## [Supplied data]
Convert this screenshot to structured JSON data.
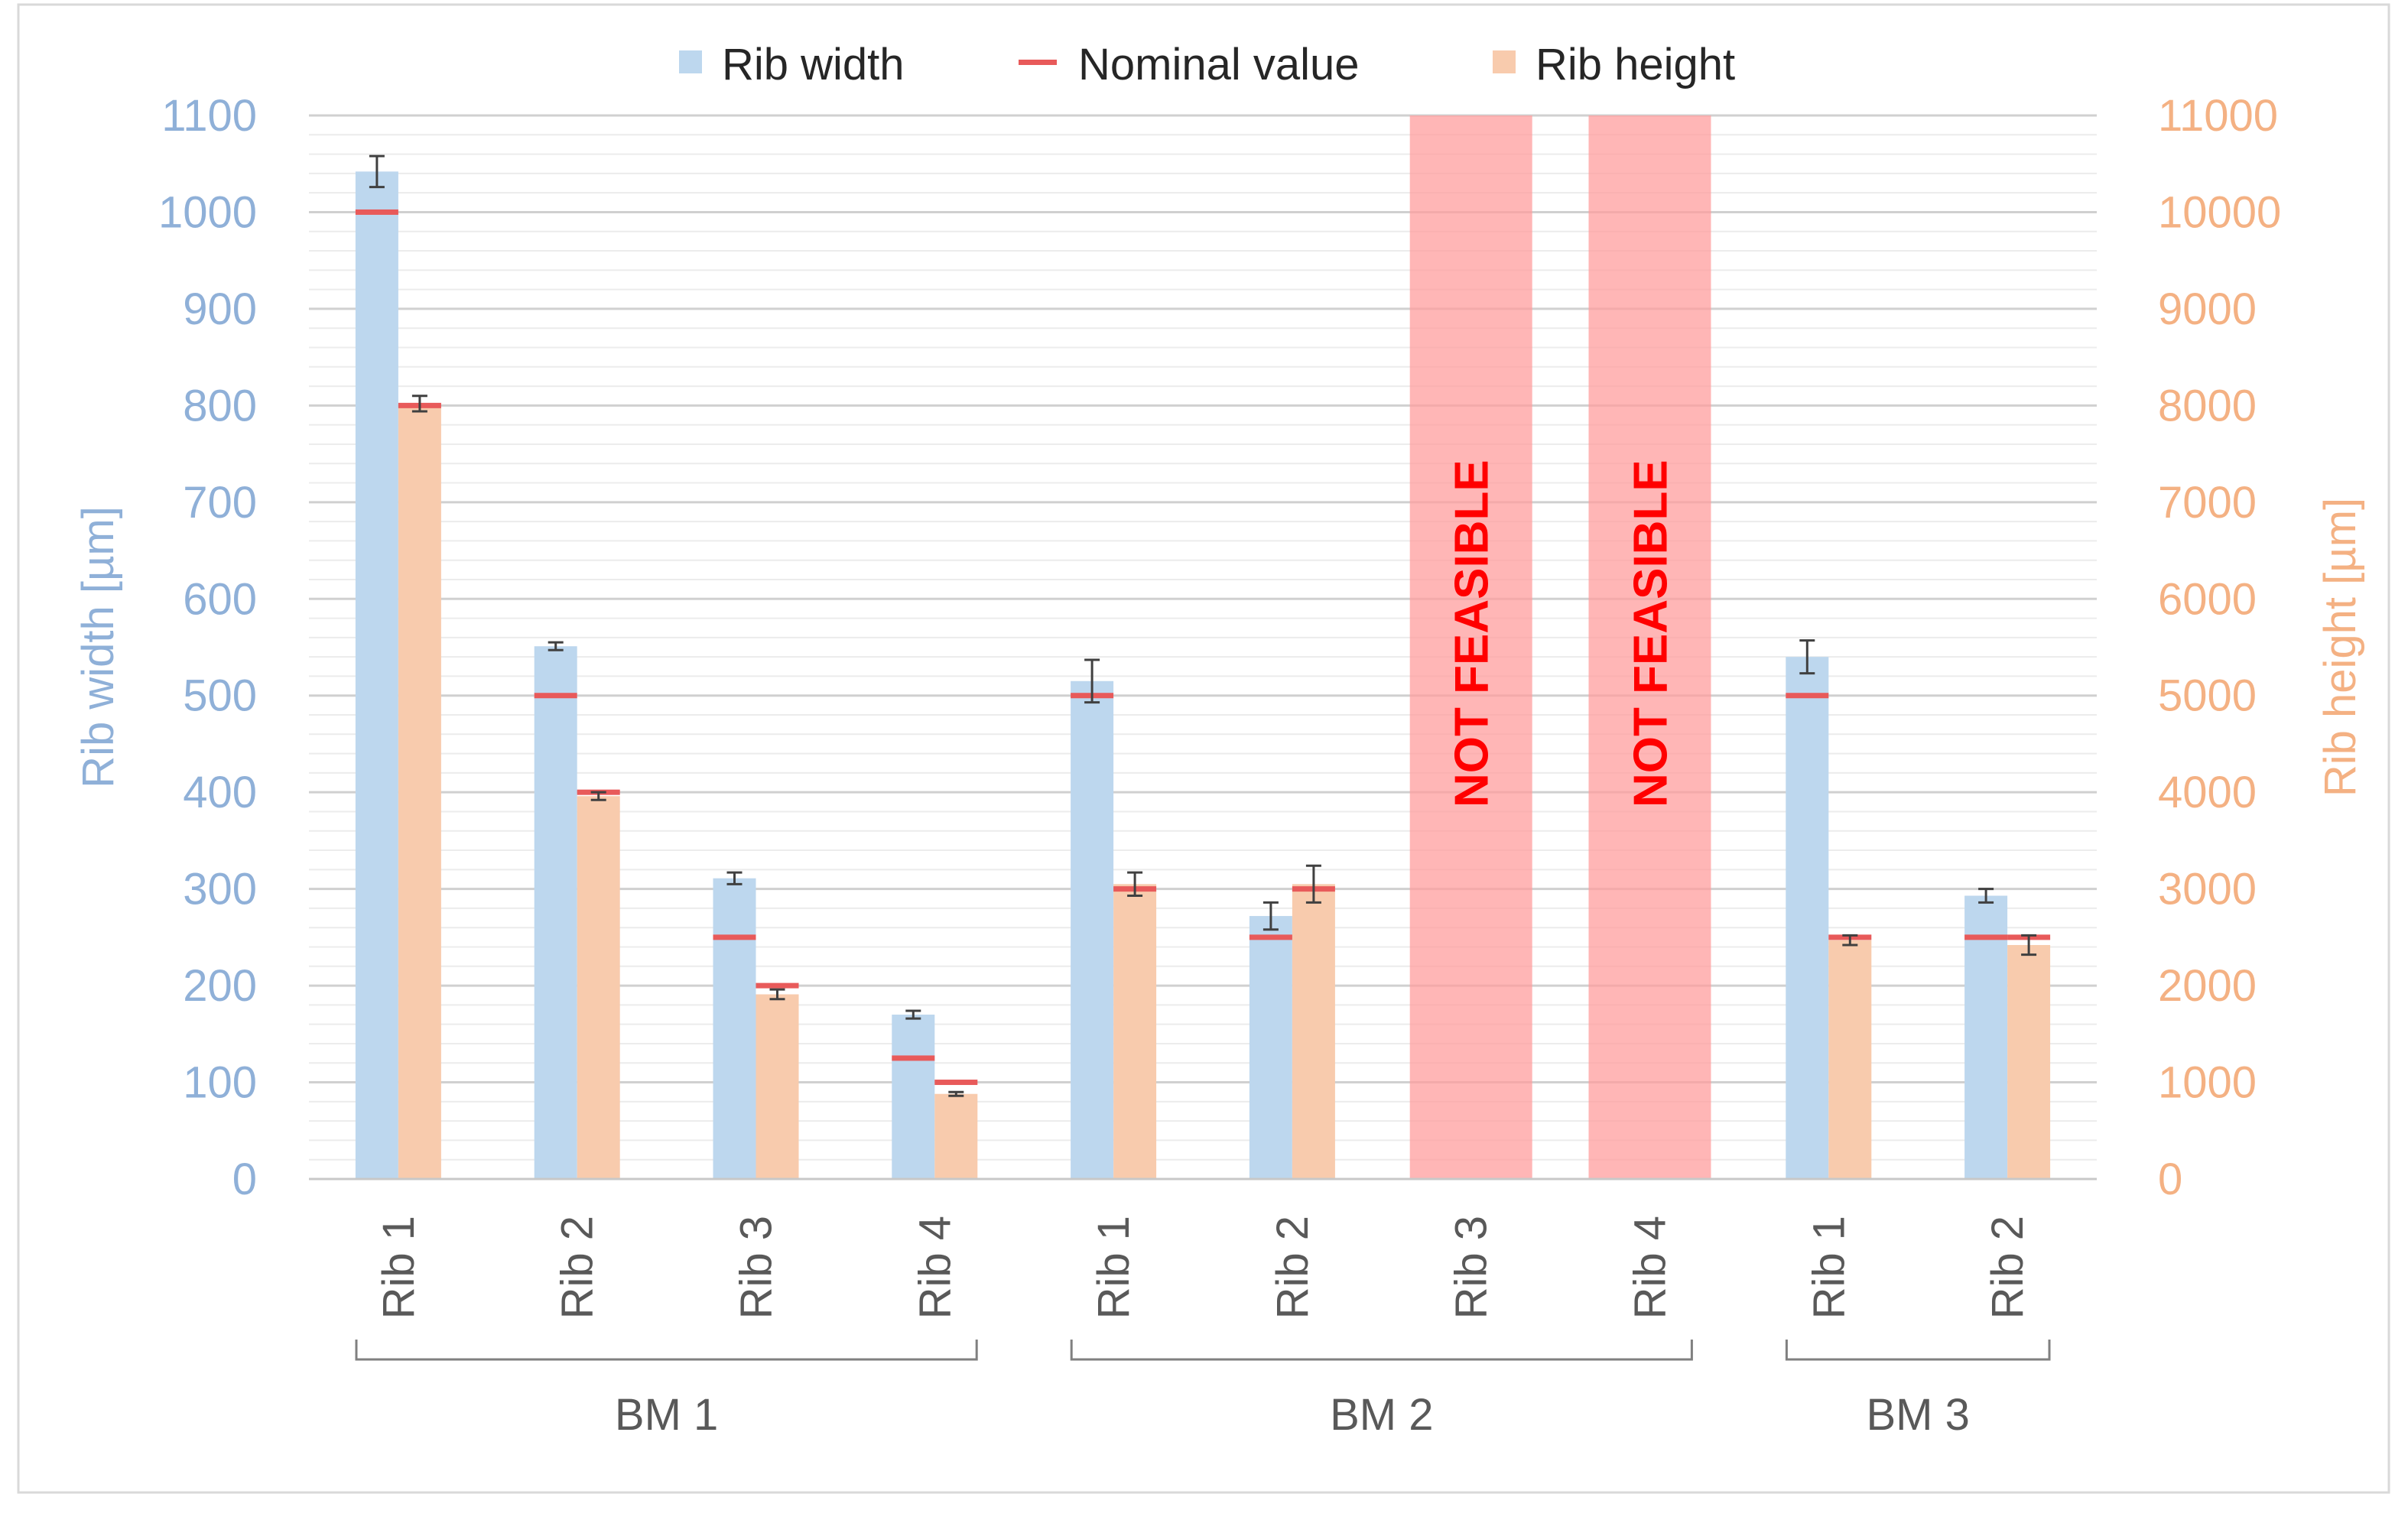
{
  "chart_data": {
    "type": "bar",
    "title": "",
    "legend": {
      "position": "top",
      "entries": [
        "Rib width",
        "Nominal value",
        "Rib height"
      ]
    },
    "left_axis": {
      "label": "Rib width [µm]",
      "range": [
        0,
        1100
      ],
      "ticks": [
        "0",
        "100",
        "200",
        "300",
        "400",
        "500",
        "600",
        "700",
        "800",
        "900",
        "1000",
        "1100"
      ],
      "tick_values": [
        0,
        100,
        200,
        300,
        400,
        500,
        600,
        700,
        800,
        900,
        1000,
        1100
      ],
      "color": "#8fb0d8"
    },
    "right_axis": {
      "label": "Rib height [µm]",
      "range": [
        0,
        11000
      ],
      "ticks": [
        "0",
        "1000",
        "2000",
        "3000",
        "4000",
        "5000",
        "6000",
        "7000",
        "8000",
        "9000",
        "10000",
        "11000"
      ],
      "tick_values": [
        0,
        1000,
        2000,
        3000,
        4000,
        5000,
        6000,
        7000,
        8000,
        9000,
        10000,
        11000
      ],
      "color": "#f4b183"
    },
    "categories": [
      "Rib 1",
      "Rib 2",
      "Rib 3",
      "Rib 4",
      "Rib 1",
      "Rib 2",
      "Rib 3",
      "Rib 4",
      "Rib 1",
      "Rib 2"
    ],
    "groups": [
      {
        "label": "BM 1",
        "start": 0,
        "end": 3
      },
      {
        "label": "BM 2",
        "start": 4,
        "end": 7
      },
      {
        "label": "BM 3",
        "start": 8,
        "end": 9
      }
    ],
    "series": [
      {
        "name": "Rib width",
        "axis": "left",
        "color": "#bdd7ee",
        "values": [
          1042,
          551,
          311,
          170,
          515,
          272,
          null,
          null,
          540,
          293
        ],
        "errors": [
          16,
          4,
          6,
          4,
          22,
          14,
          null,
          null,
          17,
          7
        ]
      },
      {
        "name": "Rib height",
        "axis": "right",
        "color": "#f8cbad",
        "values": [
          8020,
          3960,
          1910,
          880,
          3050,
          3050,
          null,
          null,
          2470,
          2420
        ],
        "errors": [
          80,
          40,
          50,
          20,
          120,
          190,
          null,
          null,
          50,
          100
        ]
      }
    ],
    "nominal": {
      "name": "Nominal value",
      "color": "#e85a5a",
      "width_values": [
        1000,
        500,
        250,
        125,
        500,
        250,
        null,
        null,
        500,
        250
      ],
      "height_values": [
        8000,
        4000,
        2000,
        1000,
        3000,
        3000,
        null,
        null,
        2500,
        2500
      ]
    },
    "not_feasible": {
      "indices": [
        6,
        7
      ],
      "label": "NOT FEASIBLE",
      "color": "#ff9d9d"
    }
  }
}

## [What the task asks]
Leave out the pictures and transcribe the entries above exactly.

## [Task output]
Convert this screenshot to structured JSON data.
{
  "chart_data": {
    "type": "bar",
    "title": "",
    "legend": {
      "position": "top",
      "entries": [
        "Rib width",
        "Nominal value",
        "Rib height"
      ]
    },
    "left_axis": {
      "label": "Rib width [µm]",
      "range": [
        0,
        1100
      ],
      "ticks": [
        "0",
        "100",
        "200",
        "300",
        "400",
        "500",
        "600",
        "700",
        "800",
        "900",
        "1000",
        "1100"
      ],
      "tick_values": [
        0,
        100,
        200,
        300,
        400,
        500,
        600,
        700,
        800,
        900,
        1000,
        1100
      ],
      "color": "#8fb0d8"
    },
    "right_axis": {
      "label": "Rib height [µm]",
      "range": [
        0,
        11000
      ],
      "ticks": [
        "0",
        "1000",
        "2000",
        "3000",
        "4000",
        "5000",
        "6000",
        "7000",
        "8000",
        "9000",
        "10000",
        "11000"
      ],
      "tick_values": [
        0,
        1000,
        2000,
        3000,
        4000,
        5000,
        6000,
        7000,
        8000,
        9000,
        10000,
        11000
      ],
      "color": "#f4b183"
    },
    "categories": [
      "Rib 1",
      "Rib 2",
      "Rib 3",
      "Rib 4",
      "Rib 1",
      "Rib 2",
      "Rib 3",
      "Rib 4",
      "Rib 1",
      "Rib 2"
    ],
    "groups": [
      {
        "label": "BM 1",
        "start": 0,
        "end": 3
      },
      {
        "label": "BM 2",
        "start": 4,
        "end": 7
      },
      {
        "label": "BM 3",
        "start": 8,
        "end": 9
      }
    ],
    "series": [
      {
        "name": "Rib width",
        "axis": "left",
        "color": "#bdd7ee",
        "values": [
          1042,
          551,
          311,
          170,
          515,
          272,
          null,
          null,
          540,
          293
        ],
        "errors": [
          16,
          4,
          6,
          4,
          22,
          14,
          null,
          null,
          17,
          7
        ]
      },
      {
        "name": "Rib height",
        "axis": "right",
        "color": "#f8cbad",
        "values": [
          8020,
          3960,
          1910,
          880,
          3050,
          3050,
          null,
          null,
          2470,
          2420
        ],
        "errors": [
          80,
          40,
          50,
          20,
          120,
          190,
          null,
          null,
          50,
          100
        ]
      }
    ],
    "nominal": {
      "name": "Nominal value",
      "color": "#e85a5a",
      "width_values": [
        1000,
        500,
        250,
        125,
        500,
        250,
        null,
        null,
        500,
        250
      ],
      "height_values": [
        8000,
        4000,
        2000,
        1000,
        3000,
        3000,
        null,
        null,
        2500,
        2500
      ]
    },
    "not_feasible": {
      "indices": [
        6,
        7
      ],
      "label": "NOT FEASIBLE",
      "color": "#ff9d9d"
    }
  }
}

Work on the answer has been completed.